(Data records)
◇ ◇ ◇ ◇

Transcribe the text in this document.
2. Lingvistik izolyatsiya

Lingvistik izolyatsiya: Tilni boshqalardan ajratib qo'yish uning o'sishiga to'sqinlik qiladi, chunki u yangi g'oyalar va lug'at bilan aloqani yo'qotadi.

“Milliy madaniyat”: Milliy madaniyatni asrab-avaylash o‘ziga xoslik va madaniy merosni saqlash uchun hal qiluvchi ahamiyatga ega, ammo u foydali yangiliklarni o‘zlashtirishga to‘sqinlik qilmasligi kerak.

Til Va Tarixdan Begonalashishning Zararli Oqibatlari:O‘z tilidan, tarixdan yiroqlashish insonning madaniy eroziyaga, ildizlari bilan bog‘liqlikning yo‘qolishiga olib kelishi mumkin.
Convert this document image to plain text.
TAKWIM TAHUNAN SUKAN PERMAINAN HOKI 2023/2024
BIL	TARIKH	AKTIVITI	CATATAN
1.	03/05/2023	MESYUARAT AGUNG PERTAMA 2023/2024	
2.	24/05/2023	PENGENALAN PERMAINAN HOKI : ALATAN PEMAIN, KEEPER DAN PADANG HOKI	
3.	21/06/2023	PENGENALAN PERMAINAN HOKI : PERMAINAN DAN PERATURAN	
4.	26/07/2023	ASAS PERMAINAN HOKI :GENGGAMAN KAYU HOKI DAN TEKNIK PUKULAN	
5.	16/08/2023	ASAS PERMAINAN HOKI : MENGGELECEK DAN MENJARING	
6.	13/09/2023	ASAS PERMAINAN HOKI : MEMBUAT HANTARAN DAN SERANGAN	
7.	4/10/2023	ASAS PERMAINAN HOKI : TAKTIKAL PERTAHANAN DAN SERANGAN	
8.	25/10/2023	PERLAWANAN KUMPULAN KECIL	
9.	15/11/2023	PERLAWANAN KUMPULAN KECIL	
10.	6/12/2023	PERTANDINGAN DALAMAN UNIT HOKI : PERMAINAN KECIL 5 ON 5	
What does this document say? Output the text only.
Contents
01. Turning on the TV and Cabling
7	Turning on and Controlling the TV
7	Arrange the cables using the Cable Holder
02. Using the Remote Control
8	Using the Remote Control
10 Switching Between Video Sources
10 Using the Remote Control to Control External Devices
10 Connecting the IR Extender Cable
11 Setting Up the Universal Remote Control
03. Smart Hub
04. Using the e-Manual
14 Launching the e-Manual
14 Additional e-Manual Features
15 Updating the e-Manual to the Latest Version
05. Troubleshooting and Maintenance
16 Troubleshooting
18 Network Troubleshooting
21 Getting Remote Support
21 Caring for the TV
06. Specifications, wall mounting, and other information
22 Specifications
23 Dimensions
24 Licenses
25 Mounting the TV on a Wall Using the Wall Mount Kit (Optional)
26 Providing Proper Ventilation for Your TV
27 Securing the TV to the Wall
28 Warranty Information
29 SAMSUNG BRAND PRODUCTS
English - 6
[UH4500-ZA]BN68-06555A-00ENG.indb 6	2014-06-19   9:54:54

◇ ◇ ◇ ◇

> _GIVEN REQUEST_: Gather each line of the listing that holds the string "Lingvistik".

> _RESULT BELOW_:
2. Lingvistik izolyatsiya
Lingvistik izolyatsiya: Tilni boshqalardan ajratib qo'yish uning o'sishiga to'sqinlik qiladi, chunki u yangi g'oyalar va lug'at bilan aloqani yo'qotadi.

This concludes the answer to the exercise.